* BEGIN *
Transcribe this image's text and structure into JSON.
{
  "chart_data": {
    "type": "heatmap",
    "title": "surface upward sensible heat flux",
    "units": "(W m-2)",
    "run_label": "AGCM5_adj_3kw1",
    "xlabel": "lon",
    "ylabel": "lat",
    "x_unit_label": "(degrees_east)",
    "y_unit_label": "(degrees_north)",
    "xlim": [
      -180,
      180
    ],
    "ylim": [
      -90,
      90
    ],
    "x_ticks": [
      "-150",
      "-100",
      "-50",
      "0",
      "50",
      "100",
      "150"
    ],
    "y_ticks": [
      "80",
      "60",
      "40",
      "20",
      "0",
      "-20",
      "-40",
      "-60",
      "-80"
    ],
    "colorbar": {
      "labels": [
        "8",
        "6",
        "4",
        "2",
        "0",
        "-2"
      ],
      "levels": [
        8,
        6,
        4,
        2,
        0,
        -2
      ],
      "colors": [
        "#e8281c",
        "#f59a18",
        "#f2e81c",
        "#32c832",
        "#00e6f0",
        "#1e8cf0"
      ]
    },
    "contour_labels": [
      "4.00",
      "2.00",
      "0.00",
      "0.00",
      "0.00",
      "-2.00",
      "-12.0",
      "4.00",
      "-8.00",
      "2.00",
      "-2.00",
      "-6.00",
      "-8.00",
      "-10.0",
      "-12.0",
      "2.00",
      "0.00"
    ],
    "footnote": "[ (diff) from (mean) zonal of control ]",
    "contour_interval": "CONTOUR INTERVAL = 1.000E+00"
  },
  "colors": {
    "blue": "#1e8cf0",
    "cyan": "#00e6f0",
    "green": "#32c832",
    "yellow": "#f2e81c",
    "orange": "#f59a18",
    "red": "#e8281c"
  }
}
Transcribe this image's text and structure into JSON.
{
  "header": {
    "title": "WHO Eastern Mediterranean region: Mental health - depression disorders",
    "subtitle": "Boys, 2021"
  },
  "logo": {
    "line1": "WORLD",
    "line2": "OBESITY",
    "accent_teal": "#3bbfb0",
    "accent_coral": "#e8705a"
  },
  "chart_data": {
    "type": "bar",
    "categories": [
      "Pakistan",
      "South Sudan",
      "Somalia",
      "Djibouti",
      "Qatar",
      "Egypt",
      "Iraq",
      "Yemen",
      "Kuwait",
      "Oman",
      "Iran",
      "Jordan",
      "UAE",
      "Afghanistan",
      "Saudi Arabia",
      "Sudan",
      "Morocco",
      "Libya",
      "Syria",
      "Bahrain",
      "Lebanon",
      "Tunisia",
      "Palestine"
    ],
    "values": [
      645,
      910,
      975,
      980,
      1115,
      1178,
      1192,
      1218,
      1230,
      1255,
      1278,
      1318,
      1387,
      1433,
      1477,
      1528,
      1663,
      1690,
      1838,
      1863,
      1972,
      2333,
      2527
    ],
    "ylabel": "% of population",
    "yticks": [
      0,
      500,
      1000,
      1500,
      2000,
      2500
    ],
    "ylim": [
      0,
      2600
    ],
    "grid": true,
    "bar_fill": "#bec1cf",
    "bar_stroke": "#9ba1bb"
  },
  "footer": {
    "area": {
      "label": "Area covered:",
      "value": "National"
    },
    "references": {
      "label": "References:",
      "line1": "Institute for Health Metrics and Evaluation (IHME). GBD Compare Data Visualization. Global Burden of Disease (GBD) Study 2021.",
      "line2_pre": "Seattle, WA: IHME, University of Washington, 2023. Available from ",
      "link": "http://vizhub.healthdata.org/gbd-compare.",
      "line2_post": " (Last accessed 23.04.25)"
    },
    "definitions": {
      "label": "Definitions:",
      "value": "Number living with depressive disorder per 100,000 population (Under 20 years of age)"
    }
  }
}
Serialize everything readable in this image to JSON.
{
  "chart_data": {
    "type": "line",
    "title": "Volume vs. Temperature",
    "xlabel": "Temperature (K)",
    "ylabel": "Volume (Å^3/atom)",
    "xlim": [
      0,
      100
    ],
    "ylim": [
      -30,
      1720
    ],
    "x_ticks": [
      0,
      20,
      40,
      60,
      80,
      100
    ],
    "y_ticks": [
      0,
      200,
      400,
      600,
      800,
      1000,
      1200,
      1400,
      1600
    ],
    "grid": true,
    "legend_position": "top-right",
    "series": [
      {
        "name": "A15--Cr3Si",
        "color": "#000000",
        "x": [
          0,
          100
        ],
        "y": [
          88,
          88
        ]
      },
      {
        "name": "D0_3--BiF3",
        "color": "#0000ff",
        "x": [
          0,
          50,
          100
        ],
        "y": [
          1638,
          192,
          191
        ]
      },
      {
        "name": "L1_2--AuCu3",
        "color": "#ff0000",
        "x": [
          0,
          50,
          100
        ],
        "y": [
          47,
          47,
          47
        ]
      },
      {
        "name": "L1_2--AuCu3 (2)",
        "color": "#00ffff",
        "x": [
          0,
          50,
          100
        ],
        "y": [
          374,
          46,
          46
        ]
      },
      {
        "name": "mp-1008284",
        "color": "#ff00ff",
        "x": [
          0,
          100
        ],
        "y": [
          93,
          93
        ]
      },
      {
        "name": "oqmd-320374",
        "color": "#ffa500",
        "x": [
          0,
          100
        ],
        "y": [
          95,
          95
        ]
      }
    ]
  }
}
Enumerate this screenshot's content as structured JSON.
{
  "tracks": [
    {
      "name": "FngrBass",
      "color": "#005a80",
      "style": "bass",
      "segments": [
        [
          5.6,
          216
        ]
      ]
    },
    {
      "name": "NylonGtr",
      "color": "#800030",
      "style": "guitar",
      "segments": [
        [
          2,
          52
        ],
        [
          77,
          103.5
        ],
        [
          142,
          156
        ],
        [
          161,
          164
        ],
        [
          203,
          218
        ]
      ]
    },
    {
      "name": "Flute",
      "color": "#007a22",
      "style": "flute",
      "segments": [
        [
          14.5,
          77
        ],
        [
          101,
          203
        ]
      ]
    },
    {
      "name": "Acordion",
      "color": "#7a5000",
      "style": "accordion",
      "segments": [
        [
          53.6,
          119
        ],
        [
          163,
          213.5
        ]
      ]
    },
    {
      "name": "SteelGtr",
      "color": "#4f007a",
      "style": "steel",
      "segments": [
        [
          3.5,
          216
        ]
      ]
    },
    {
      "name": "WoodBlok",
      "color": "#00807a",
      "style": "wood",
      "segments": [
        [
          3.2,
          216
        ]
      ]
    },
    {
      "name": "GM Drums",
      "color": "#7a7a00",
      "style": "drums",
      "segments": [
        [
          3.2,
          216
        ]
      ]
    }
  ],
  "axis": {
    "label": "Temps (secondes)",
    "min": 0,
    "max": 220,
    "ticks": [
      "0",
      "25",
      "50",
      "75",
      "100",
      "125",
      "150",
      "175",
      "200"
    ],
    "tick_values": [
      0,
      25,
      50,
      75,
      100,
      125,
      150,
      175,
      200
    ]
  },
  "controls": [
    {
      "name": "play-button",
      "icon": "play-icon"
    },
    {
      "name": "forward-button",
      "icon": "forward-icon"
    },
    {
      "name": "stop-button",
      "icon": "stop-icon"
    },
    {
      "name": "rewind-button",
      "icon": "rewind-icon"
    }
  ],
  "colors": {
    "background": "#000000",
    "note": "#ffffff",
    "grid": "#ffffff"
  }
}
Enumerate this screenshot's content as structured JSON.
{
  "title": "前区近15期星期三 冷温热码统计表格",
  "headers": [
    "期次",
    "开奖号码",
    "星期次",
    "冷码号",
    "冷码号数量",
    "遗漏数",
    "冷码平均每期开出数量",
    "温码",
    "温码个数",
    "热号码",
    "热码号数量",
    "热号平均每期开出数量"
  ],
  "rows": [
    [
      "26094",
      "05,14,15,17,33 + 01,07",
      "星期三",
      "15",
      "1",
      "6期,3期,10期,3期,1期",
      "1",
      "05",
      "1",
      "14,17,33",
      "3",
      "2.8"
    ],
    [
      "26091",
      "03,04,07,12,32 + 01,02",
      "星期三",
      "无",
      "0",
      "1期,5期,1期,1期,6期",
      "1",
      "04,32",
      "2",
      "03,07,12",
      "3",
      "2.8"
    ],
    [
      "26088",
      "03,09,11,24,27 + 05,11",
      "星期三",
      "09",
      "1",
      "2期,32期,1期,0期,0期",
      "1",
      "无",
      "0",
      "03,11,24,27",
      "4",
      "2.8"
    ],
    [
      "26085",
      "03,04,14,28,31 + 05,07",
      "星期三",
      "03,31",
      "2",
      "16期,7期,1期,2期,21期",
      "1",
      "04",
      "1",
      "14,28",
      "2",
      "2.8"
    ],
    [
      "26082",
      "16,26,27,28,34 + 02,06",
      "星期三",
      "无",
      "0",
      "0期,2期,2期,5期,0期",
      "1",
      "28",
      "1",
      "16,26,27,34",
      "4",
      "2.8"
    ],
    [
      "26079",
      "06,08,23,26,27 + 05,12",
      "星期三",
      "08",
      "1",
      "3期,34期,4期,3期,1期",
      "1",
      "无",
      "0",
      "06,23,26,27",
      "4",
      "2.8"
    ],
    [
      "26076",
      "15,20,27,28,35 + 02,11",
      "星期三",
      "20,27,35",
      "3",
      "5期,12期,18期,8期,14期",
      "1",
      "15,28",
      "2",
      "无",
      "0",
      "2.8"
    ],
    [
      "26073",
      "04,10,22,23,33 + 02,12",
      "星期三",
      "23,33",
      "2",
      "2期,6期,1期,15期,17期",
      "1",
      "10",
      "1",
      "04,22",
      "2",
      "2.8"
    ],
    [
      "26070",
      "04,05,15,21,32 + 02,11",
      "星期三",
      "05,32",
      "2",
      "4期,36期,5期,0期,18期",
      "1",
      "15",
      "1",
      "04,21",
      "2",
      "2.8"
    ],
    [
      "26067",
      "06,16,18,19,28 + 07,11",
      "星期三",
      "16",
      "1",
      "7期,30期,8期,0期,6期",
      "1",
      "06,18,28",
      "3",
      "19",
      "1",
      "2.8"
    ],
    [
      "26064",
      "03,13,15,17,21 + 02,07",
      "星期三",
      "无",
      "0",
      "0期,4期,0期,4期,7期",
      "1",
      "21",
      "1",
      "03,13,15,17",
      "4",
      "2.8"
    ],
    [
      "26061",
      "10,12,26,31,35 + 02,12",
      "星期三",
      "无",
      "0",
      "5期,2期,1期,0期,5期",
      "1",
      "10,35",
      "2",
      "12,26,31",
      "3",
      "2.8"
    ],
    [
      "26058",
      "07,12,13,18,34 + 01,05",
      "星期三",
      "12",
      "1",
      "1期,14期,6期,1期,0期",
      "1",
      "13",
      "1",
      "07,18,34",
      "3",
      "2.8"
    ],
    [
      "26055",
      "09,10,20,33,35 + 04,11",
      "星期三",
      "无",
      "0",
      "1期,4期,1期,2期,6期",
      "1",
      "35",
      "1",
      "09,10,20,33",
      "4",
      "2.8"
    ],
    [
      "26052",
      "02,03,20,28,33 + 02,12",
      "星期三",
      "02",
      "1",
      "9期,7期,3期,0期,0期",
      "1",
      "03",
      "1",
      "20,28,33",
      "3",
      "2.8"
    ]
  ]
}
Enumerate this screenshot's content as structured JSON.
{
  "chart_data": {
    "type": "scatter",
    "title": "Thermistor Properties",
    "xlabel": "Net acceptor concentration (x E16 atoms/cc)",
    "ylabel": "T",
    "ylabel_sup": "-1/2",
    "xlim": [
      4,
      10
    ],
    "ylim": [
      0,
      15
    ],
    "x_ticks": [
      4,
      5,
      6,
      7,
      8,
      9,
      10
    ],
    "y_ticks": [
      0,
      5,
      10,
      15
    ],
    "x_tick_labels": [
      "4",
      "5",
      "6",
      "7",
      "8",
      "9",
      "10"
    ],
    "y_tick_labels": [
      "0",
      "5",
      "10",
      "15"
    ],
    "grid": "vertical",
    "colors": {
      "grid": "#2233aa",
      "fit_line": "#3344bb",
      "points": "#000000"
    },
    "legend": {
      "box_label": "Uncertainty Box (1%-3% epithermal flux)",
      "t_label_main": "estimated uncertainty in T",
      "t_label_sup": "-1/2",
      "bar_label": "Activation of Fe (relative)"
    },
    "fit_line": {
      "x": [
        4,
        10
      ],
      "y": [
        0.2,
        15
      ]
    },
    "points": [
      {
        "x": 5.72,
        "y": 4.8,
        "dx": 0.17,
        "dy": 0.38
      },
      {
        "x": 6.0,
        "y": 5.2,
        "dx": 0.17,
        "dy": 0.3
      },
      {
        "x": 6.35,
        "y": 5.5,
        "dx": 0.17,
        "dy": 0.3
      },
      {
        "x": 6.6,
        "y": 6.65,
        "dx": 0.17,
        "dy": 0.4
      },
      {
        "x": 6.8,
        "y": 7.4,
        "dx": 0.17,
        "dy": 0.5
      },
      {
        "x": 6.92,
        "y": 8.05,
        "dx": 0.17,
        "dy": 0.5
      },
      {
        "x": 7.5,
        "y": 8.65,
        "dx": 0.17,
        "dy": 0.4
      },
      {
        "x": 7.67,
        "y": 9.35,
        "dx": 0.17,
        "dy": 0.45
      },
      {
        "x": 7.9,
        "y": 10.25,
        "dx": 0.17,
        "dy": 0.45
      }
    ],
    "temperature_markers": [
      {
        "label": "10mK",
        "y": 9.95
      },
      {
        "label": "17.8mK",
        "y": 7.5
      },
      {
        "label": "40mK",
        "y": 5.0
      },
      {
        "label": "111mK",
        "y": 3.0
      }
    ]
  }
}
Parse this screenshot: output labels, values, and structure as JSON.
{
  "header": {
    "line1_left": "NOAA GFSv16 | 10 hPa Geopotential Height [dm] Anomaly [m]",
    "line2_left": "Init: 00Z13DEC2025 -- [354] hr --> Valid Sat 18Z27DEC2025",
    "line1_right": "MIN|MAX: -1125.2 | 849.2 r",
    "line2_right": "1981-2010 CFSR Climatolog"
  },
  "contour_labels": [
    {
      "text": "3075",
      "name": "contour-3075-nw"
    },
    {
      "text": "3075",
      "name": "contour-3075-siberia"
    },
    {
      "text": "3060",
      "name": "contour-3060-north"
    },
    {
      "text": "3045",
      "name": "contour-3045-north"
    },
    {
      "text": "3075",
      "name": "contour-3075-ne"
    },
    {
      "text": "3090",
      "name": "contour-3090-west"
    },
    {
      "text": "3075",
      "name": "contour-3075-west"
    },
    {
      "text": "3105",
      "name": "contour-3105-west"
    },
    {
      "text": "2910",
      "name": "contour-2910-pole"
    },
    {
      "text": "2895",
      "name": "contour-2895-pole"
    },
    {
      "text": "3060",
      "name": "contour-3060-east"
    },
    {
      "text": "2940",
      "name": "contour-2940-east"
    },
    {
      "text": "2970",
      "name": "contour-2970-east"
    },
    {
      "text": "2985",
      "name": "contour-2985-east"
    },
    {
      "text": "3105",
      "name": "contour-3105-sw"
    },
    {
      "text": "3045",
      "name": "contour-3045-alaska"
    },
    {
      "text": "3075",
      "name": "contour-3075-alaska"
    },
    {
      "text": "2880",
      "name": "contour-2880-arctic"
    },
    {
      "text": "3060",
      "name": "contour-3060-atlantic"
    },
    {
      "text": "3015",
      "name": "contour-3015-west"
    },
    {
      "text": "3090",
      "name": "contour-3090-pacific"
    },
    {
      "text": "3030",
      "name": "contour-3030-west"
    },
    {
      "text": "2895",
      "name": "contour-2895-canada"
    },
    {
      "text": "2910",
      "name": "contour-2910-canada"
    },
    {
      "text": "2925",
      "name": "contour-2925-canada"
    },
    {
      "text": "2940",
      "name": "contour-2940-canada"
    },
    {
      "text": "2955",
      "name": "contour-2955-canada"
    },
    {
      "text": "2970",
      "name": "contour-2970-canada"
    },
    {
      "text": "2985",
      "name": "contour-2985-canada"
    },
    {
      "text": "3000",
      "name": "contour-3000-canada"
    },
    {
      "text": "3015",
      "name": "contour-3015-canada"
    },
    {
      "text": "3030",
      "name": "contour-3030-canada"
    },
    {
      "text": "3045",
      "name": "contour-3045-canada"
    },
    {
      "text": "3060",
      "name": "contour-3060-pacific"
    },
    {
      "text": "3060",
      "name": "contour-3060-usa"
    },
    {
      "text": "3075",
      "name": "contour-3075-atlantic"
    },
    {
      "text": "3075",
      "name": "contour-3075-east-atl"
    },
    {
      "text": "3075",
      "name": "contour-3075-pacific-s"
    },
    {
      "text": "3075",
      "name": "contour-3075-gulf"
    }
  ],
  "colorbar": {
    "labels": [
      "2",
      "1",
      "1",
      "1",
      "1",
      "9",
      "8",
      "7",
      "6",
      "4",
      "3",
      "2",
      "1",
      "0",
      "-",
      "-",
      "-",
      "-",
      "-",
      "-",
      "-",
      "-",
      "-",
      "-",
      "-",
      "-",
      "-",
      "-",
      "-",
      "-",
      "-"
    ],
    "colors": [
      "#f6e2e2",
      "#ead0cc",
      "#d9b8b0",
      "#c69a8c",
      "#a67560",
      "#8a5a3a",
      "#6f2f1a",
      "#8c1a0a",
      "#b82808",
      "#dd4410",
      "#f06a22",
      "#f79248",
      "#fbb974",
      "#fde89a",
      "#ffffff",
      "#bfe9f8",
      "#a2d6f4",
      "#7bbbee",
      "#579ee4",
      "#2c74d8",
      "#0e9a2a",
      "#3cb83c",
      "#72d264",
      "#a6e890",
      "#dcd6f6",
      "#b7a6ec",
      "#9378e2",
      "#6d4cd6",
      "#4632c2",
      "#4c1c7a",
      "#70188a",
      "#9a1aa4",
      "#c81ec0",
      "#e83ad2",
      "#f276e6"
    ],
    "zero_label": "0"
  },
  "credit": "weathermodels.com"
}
* END *
** What is required **
From the listing above, copy out each line where the word "pole" appears.

** Completed exercise **
      "name": "contour-2910-pole"
      "name": "contour-2895-pole"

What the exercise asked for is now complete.